● **TASK INSTRUCTIONS**
In the listing below, identify each line with the word "mechanisms" and return those lines.

◇ ◇ ◇ ◇ ◇

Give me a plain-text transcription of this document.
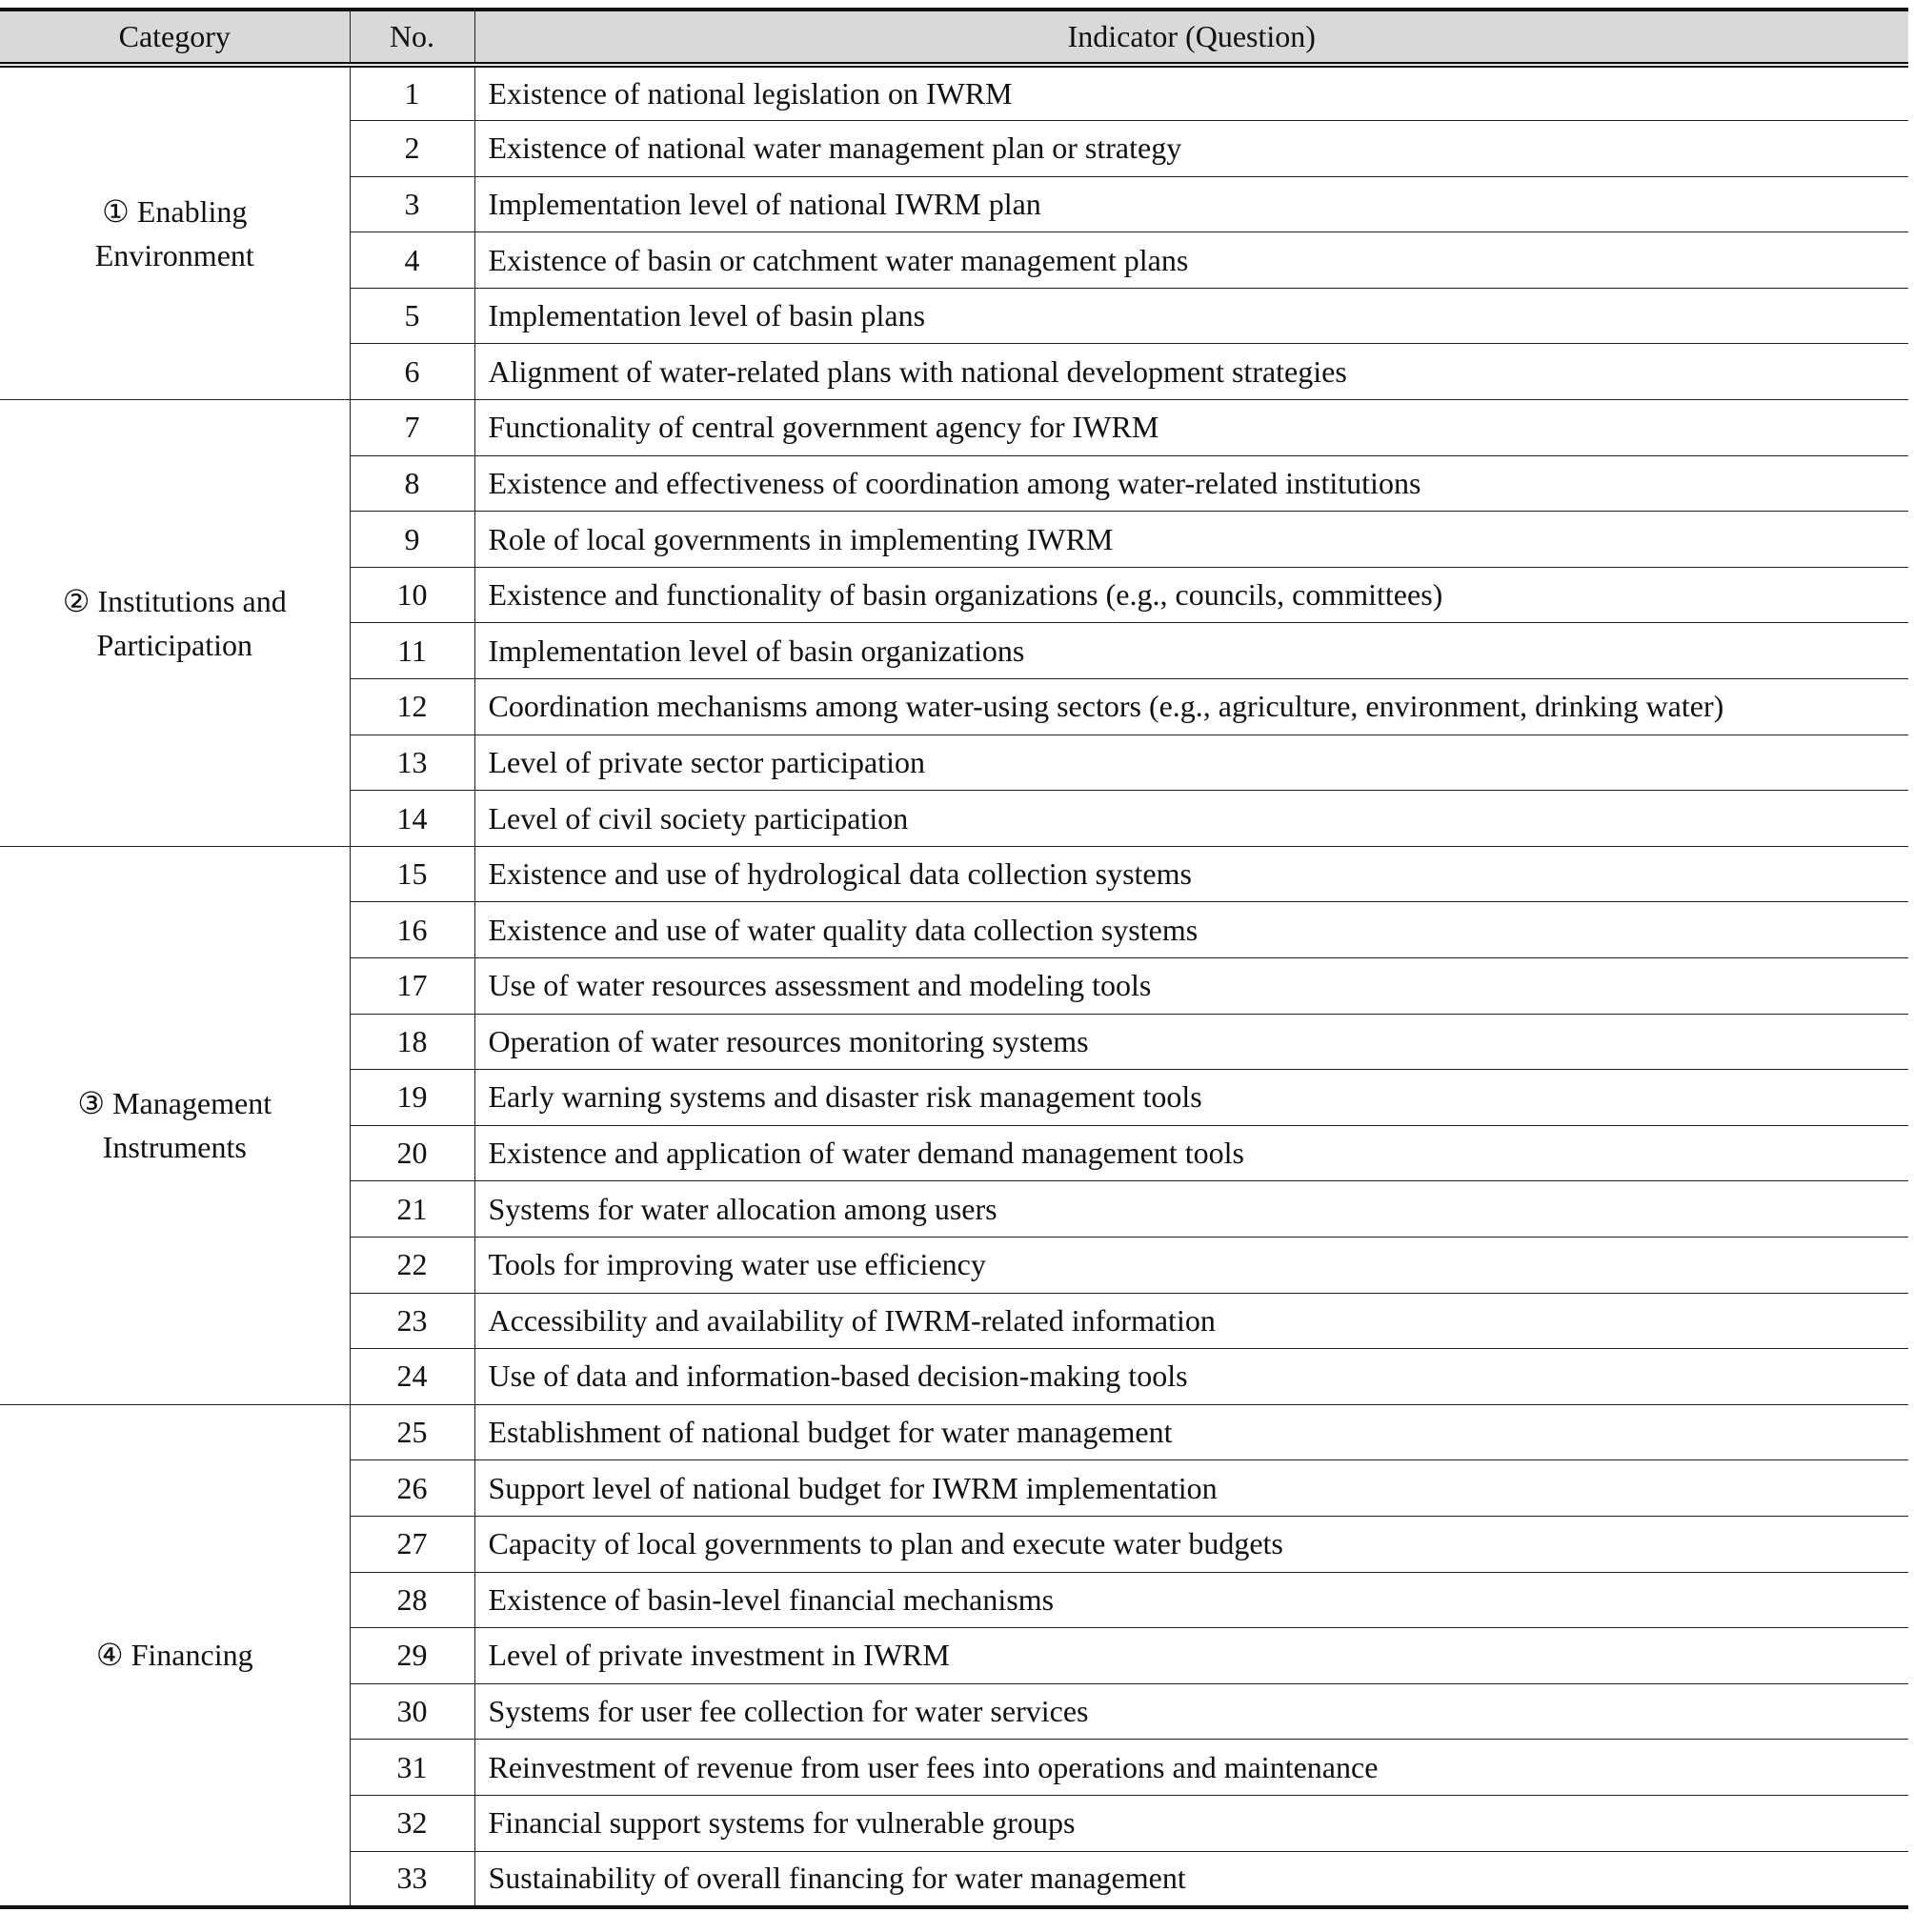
Category	No.	Indicator (Question)

① Enabling
Environment	1	Existence of national legislation on IWRM
	2	Existence of national water management plan or strategy
	3	Implementation level of national IWRM plan
	4	Existence of basin or catchment water management plans
	5	Implementation level of basin plans
	6	Alignment of water-related plans with national development strategies

② Institutions and
Participation	7	Functionality of central government agency for IWRM
	8	Existence and effectiveness of coordination among water-related institutions
	9	Role of local governments in implementing IWRM
	10	Existence and functionality of basin organizations (e.g., councils, committees)
	11	Implementation level of basin organizations
	12	Coordination mechanisms among water-using sectors (e.g., agriculture, environment, drinking water)
	13	Level of private sector participation
	14	Level of civil society participation

③ Management
Instruments	15	Existence and use of hydrological data collection systems
	16	Existence and use of water quality data collection systems
	17	Use of water resources assessment and modeling tools
	18	Operation of water resources monitoring systems
	19	Early warning systems and disaster risk management tools
	20	Existence and application of water demand management tools
	21	Systems for water allocation among users
	22	Tools for improving water use efficiency
	23	Accessibility and availability of IWRM-related information
	24	Use of data and information-based decision-making tools

④ Financing	25	Establishment of national budget for water management
	26	Support level of national budget for IWRM implementation
	27	Capacity of local governments to plan and execute water budgets
	28	Existence of basin-level financial mechanisms
	29	Level of private investment in IWRM
	30	Systems for user fee collection for water services
	31	Reinvestment of revenue from user fees into operations and maintenance
	32	Financial support systems for vulnerable groups
	33	Sustainability of overall financing for water management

◇ ◇ ◇ ◇ ◇

● **IN RESPONSE**
	12	Coordination mechanisms among water-using sectors (e.g., agriculture, environment, drinking water)
	28	Existence of basin-level financial mechanisms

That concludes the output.